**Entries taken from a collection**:
• • • • •
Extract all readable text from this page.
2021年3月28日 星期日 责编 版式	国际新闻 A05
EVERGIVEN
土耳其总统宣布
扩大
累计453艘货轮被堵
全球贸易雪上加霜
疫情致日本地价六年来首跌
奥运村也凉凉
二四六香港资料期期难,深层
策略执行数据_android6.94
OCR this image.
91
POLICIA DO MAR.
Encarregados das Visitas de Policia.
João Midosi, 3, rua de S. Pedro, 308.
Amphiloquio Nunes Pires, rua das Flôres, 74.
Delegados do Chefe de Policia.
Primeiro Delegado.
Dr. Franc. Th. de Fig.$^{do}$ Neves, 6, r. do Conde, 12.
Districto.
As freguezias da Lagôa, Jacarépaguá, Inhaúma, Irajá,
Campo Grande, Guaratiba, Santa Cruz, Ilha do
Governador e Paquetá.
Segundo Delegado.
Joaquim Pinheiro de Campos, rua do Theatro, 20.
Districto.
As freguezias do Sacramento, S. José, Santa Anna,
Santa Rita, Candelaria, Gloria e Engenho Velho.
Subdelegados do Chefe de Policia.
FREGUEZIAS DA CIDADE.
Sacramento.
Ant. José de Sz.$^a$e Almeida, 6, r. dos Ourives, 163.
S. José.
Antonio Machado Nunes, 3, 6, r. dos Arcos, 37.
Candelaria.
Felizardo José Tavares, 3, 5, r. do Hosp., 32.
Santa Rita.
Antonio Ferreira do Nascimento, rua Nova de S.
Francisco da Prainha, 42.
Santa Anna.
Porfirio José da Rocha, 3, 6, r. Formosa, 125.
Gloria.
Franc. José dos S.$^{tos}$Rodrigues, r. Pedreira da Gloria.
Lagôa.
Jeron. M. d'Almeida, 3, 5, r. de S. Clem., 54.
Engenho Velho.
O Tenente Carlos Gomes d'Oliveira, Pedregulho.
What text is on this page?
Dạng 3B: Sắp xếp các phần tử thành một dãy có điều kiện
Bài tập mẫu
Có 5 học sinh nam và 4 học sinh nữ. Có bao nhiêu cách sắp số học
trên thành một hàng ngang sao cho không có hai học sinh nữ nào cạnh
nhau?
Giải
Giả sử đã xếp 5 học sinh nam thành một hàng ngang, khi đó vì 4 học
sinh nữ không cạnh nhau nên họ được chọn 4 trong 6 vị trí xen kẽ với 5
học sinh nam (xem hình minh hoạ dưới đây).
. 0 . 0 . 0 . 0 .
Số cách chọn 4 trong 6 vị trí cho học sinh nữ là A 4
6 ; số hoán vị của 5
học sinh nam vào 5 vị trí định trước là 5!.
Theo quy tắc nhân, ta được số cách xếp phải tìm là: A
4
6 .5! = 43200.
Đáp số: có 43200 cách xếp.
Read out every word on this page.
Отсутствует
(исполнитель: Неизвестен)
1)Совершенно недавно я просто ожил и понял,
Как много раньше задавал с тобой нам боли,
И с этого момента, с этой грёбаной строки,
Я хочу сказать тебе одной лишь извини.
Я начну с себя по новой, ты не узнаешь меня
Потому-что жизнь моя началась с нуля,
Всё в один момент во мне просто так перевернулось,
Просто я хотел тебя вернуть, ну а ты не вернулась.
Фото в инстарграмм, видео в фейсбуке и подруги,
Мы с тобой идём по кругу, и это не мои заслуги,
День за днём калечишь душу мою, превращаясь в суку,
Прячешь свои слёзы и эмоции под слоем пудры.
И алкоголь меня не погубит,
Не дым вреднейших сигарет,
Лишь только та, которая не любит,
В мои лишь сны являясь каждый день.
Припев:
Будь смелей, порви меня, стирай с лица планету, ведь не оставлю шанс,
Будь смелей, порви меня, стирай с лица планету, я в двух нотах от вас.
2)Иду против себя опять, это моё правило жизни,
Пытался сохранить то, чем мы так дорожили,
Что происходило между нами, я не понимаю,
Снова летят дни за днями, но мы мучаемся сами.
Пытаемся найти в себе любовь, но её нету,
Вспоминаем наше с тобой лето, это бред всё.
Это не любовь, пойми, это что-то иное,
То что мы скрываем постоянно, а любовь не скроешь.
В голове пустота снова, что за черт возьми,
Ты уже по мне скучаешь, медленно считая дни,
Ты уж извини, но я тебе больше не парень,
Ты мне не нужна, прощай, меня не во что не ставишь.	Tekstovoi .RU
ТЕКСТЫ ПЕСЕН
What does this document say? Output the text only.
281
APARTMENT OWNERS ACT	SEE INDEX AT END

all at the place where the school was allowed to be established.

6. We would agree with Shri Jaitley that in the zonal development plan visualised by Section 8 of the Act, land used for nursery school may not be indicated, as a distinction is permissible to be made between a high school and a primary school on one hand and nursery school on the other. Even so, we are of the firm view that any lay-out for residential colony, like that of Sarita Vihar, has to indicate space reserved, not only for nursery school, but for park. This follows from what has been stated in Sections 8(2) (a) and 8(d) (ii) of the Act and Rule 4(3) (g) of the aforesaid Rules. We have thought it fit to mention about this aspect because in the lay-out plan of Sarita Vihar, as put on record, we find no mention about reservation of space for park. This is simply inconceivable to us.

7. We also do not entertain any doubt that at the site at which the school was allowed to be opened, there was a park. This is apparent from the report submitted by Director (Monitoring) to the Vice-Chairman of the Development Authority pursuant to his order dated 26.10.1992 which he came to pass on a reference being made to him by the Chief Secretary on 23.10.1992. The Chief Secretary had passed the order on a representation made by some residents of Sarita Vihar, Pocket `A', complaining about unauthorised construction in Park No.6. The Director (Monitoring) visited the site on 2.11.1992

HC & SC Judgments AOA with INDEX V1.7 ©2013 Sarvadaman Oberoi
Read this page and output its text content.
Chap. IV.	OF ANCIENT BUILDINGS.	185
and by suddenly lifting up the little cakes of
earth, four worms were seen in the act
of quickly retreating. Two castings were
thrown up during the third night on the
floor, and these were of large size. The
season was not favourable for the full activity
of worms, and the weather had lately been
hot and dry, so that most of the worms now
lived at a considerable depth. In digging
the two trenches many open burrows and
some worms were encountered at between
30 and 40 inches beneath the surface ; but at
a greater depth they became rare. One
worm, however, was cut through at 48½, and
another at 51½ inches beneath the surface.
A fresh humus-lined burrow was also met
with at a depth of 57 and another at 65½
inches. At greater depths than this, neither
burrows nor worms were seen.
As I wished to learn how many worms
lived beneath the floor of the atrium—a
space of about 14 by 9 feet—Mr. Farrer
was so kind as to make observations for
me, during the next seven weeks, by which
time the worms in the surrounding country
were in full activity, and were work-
• • • • •
**Instruction**:
From the entries above, copy each line holding "José".

**Written response**:
As freguezias do Sacramento, S. José, Santa Anna,
Ant. José de Sz.$^a$e Almeida, 6, r. dos Ourives, 163.
S. José.
Felizardo José Tavares, 3, 5, r. do Hosp., 32.
Porfirio José da Rocha, 3, 6, r. Formosa, 125.
Franc. José dos S.$^{tos}$Rodrigues, r. Pedreira da Gloria.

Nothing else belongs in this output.